### Set task:
Extract every line below, verbatim.

### Material supplied:
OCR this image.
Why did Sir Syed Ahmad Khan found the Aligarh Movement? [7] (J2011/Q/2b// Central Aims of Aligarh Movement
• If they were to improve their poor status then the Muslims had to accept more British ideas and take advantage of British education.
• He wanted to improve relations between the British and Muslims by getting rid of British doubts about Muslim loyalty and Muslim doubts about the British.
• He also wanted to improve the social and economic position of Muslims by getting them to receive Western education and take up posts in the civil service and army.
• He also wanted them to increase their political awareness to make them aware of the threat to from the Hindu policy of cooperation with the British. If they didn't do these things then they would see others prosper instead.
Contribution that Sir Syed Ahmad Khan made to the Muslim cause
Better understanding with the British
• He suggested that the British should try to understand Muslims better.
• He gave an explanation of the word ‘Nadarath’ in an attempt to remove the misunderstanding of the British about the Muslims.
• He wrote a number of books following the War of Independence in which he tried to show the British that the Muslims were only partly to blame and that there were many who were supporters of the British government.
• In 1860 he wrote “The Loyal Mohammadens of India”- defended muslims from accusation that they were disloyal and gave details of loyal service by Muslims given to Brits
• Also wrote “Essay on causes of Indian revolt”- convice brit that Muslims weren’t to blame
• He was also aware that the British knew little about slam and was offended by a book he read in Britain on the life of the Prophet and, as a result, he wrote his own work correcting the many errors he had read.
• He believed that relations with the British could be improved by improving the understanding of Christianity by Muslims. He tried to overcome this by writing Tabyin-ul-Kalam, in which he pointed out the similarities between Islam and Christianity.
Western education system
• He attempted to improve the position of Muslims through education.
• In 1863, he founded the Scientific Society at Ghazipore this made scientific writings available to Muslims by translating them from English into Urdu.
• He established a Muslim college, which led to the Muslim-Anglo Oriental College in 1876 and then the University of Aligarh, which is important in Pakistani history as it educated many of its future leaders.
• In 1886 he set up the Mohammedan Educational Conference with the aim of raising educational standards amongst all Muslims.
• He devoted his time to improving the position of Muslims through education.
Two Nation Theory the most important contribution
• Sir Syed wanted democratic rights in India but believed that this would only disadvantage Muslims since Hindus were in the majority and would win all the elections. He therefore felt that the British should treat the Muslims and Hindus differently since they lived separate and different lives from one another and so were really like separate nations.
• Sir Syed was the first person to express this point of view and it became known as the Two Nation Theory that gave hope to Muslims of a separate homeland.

### Solution for this exercise:
OCR this image.
Why did Sir Syed Ahmad Khan found the Aligarh Movement? [7] (J2011/Q/2b// Central Aims of Aligarh Movement
• If they were to improve their poor status then the Muslims had to accept more British ideas and take advantage of British education.
• He wanted to improve relations between the British and Muslims by getting rid of British doubts about Muslim loyalty and Muslim doubts about the British.
• He also wanted to improve the social and economic position of Muslims by getting them to receive Western education and take up posts in the civil service and army.
• He also wanted them to increase their political awareness to make them aware of the threat to from the Hindu policy of cooperation with the British. If they didn't do these things then they would see others prosper instead.
Contribution that Sir Syed Ahmad Khan made to the Muslim cause
Better understanding with the British
• He suggested that the British should try to understand Muslims better.
• He gave an explanation of the word ‘Nadarath’ in an attempt to remove the misunderstanding of the British about the Muslims.
• He wrote a number of books following the War of Independence in which he tried to show the British that the Muslims were only partly to blame and that there were many who were supporters of the British government.
• In 1860 he wrote “The Loyal Mohammadens of India”- defended muslims from accusation that they were disloyal and gave details of loyal service by Muslims given to Brits
• Also wrote “Essay on causes of Indian revolt”- convice brit that Muslims weren’t to blame
• He was also aware that the British knew little about slam and was offended by a book he read in Britain on the life of the Prophet and, as a result, he wrote his own work correcting the many errors he had read.
• He believed that relations with the British could be improved by improving the understanding of Christianity by Muslims. He tried to overcome this by writing Tabyin-ul-Kalam, in which he pointed out the similarities between Islam and Christianity.
Western education system
• He attempted to improve the position of Muslims through education.
• In 1863, he founded the Scientific Society at Ghazipore this made scientific writings available to Muslims by translating them from English into Urdu.
• He established a Muslim college, which led to the Muslim-Anglo Oriental College in 1876 and then the University of Aligarh, which is important in Pakistani history as it educated many of its future leaders.
• In 1886 he set up the Mohammedan Educational Conference with the aim of raising educational standards amongst all Muslims.
• He devoted his time to improving the position of Muslims through education.
Two Nation Theory the most important contribution
• Sir Syed wanted democratic rights in India but believed that this would only disadvantage Muslims since Hindus were in the majority and would win all the elections. He therefore felt that the British should treat the Muslims and Hindus differently since they lived separate and different lives from one another and so were really like separate nations.
• Sir Syed was the first person to express this point of view and it became known as the Two Nation Theory that gave hope to Muslims of a separate homeland.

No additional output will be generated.